DO THIS>
Below is a listing; copy all of it exactly.

RECORDS TO USE>

□ □ □ □ □

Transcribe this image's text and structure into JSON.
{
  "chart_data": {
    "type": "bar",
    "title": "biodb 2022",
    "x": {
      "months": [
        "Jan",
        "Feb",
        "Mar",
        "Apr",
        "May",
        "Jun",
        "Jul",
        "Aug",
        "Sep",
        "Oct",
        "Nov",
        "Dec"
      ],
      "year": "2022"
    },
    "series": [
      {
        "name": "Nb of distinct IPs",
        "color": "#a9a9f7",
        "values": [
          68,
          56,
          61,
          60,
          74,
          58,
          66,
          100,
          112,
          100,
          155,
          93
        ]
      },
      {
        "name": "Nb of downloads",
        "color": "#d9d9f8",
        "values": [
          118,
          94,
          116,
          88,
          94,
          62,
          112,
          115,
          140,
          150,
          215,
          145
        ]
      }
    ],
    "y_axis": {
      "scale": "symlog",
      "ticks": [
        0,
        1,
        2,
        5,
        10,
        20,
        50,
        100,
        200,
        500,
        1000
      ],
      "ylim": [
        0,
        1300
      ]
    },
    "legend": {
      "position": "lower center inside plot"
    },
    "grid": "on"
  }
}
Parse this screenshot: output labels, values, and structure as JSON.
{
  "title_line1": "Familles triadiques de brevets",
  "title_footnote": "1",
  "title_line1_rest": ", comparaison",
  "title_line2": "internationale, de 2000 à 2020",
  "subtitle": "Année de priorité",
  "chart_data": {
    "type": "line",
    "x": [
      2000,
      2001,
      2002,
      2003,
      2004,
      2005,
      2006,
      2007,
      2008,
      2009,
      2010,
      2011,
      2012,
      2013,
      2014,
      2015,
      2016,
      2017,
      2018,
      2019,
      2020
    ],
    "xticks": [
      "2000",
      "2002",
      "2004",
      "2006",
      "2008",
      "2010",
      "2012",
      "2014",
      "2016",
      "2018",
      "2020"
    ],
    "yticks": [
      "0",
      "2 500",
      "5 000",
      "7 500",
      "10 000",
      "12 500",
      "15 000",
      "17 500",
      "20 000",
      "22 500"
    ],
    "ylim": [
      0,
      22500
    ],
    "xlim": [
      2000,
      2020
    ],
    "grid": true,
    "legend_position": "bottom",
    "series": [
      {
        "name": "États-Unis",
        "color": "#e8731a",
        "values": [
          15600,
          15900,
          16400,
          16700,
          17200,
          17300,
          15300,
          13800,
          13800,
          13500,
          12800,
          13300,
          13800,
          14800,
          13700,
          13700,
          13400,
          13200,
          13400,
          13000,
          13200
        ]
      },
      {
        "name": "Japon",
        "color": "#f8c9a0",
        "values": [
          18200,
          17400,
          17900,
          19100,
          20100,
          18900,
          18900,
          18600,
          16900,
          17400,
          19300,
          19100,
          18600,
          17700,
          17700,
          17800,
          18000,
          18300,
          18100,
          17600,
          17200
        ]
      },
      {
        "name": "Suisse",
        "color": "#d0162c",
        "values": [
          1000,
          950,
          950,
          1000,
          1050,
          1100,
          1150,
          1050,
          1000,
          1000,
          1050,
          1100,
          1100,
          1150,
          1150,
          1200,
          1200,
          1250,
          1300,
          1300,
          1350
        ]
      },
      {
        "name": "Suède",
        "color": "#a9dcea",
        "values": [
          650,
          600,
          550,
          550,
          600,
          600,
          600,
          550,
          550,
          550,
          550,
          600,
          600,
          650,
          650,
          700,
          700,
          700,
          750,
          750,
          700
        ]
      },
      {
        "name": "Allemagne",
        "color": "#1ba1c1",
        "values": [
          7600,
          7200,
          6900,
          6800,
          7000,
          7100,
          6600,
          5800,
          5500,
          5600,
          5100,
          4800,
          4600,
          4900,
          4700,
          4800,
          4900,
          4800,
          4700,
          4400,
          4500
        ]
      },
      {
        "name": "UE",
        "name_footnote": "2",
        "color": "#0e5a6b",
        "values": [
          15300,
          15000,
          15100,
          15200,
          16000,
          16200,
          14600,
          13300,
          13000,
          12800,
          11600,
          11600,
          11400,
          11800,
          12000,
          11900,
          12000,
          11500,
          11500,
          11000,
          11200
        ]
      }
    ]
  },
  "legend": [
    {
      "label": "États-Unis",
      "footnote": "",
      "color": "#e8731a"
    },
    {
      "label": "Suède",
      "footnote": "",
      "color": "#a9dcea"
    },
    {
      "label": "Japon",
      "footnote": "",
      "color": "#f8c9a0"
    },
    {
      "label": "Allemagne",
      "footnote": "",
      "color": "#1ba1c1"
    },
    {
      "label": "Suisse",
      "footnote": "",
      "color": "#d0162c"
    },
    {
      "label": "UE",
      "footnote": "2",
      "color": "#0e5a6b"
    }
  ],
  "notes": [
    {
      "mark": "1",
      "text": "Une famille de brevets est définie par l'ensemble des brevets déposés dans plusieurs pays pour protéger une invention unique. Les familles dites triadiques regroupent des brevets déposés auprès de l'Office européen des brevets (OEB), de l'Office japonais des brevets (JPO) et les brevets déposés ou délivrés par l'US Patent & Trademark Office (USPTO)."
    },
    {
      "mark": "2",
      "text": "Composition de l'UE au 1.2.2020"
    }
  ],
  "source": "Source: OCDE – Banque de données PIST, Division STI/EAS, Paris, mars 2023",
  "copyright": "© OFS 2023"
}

□ □ □ □ □

EXERCISE RESULT>
Transcribe this image's text and structure into JSON.
{
  "chart_data": {
    "type": "bar",
    "title": "biodb 2022",
    "x": {
      "months": [
        "Jan",
        "Feb",
        "Mar",
        "Apr",
        "May",
        "Jun",
        "Jul",
        "Aug",
        "Sep",
        "Oct",
        "Nov",
        "Dec"
      ],
      "year": "2022"
    },
    "series": [
      {
        "name": "Nb of distinct IPs",
        "color": "#a9a9f7",
        "values": [
          68,
          56,
          61,
          60,
          74,
          58,
          66,
          100,
          112,
          100,
          155,
          93
        ]
      },
      {
        "name": "Nb of downloads",
        "color": "#d9d9f8",
        "values": [
          118,
          94,
          116,
          88,
          94,
          62,
          112,
          115,
          140,
          150,
          215,
          145
        ]
      }
    ],
    "y_axis": {
      "scale": "symlog",
      "ticks": [
        0,
        1,
        2,
        5,
        10,
        20,
        50,
        100,
        200,
        500,
        1000
      ],
      "ylim": [
        0,
        1300
      ]
    },
    "legend": {
      "position": "lower center inside plot"
    },
    "grid": "on"
  }
}
Parse this screenshot: output labels, values, and structure as JSON.
{
  "title_line1": "Familles triadiques de brevets",
  "title_footnote": "1",
  "title_line1_rest": ", comparaison",
  "title_line2": "internationale, de 2000 à 2020",
  "subtitle": "Année de priorité",
  "chart_data": {
    "type": "line",
    "x": [
      2000,
      2001,
      2002,
      2003,
      2004,
      2005,
      2006,
      2007,
      2008,
      2009,
      2010,
      2011,
      2012,
      2013,
      2014,
      2015,
      2016,
      2017,
      2018,
      2019,
      2020
    ],
    "xticks": [
      "2000",
      "2002",
      "2004",
      "2006",
      "2008",
      "2010",
      "2012",
      "2014",
      "2016",
      "2018",
      "2020"
    ],
    "yticks": [
      "0",
      "2 500",
      "5 000",
      "7 500",
      "10 000",
      "12 500",
      "15 000",
      "17 500",
      "20 000",
      "22 500"
    ],
    "ylim": [
      0,
      22500
    ],
    "xlim": [
      2000,
      2020
    ],
    "grid": true,
    "legend_position": "bottom",
    "series": [
      {
        "name": "États-Unis",
        "color": "#e8731a",
        "values": [
          15600,
          15900,
          16400,
          16700,
          17200,
          17300,
          15300,
          13800,
          13800,
          13500,
          12800,
          13300,
          13800,
          14800,
          13700,
          13700,
          13400,
          13200,
          13400,
          13000,
          13200
        ]
      },
      {
        "name": "Japon",
        "color": "#f8c9a0",
        "values": [
          18200,
          17400,
          17900,
          19100,
          20100,
          18900,
          18900,
          18600,
          16900,
          17400,
          19300,
          19100,
          18600,
          17700,
          17700,
          17800,
          18000,
          18300,
          18100,
          17600,
          17200
        ]
      },
      {
        "name": "Suisse",
        "color": "#d0162c",
        "values": [
          1000,
          950,
          950,
          1000,
          1050,
          1100,
          1150,
          1050,
          1000,
          1000,
          1050,
          1100,
          1100,
          1150,
          1150,
          1200,
          1200,
          1250,
          1300,
          1300,
          1350
        ]
      },
      {
        "name": "Suède",
        "color": "#a9dcea",
        "values": [
          650,
          600,
          550,
          550,
          600,
          600,
          600,
          550,
          550,
          550,
          550,
          600,
          600,
          650,
          650,
          700,
          700,
          700,
          750,
          750,
          700
        ]
      },
      {
        "name": "Allemagne",
        "color": "#1ba1c1",
        "values": [
          7600,
          7200,
          6900,
          6800,
          7000,
          7100,
          6600,
          5800,
          5500,
          5600,
          5100,
          4800,
          4600,
          4900,
          4700,
          4800,
          4900,
          4800,
          4700,
          4400,
          4500
        ]
      },
      {
        "name": "UE",
        "name_footnote": "2",
        "color": "#0e5a6b",
        "values": [
          15300,
          15000,
          15100,
          15200,
          16000,
          16200,
          14600,
          13300,
          13000,
          12800,
          11600,
          11600,
          11400,
          11800,
          12000,
          11900,
          12000,
          11500,
          11500,
          11000,
          11200
        ]
      }
    ]
  },
  "legend": [
    {
      "label": "États-Unis",
      "footnote": "",
      "color": "#e8731a"
    },
    {
      "label": "Suède",
      "footnote": "",
      "color": "#a9dcea"
    },
    {
      "label": "Japon",
      "footnote": "",
      "color": "#f8c9a0"
    },
    {
      "label": "Allemagne",
      "footnote": "",
      "color": "#1ba1c1"
    },
    {
      "label": "Suisse",
      "footnote": "",
      "color": "#d0162c"
    },
    {
      "label": "UE",
      "footnote": "2",
      "color": "#0e5a6b"
    }
  ],
  "notes": [
    {
      "mark": "1",
      "text": "Une famille de brevets est définie par l'ensemble des brevets déposés dans plusieurs pays pour protéger une invention unique. Les familles dites triadiques regroupent des brevets déposés auprès de l'Office européen des brevets (OEB), de l'Office japonais des brevets (JPO) et les brevets déposés ou délivrés par l'US Patent & Trademark Office (USPTO)."
    },
    {
      "mark": "2",
      "text": "Composition de l'UE au 1.2.2020"
    }
  ],
  "source": "Source: OCDE – Banque de données PIST, Division STI/EAS, Paris, mars 2023",
  "copyright": "© OFS 2023"
}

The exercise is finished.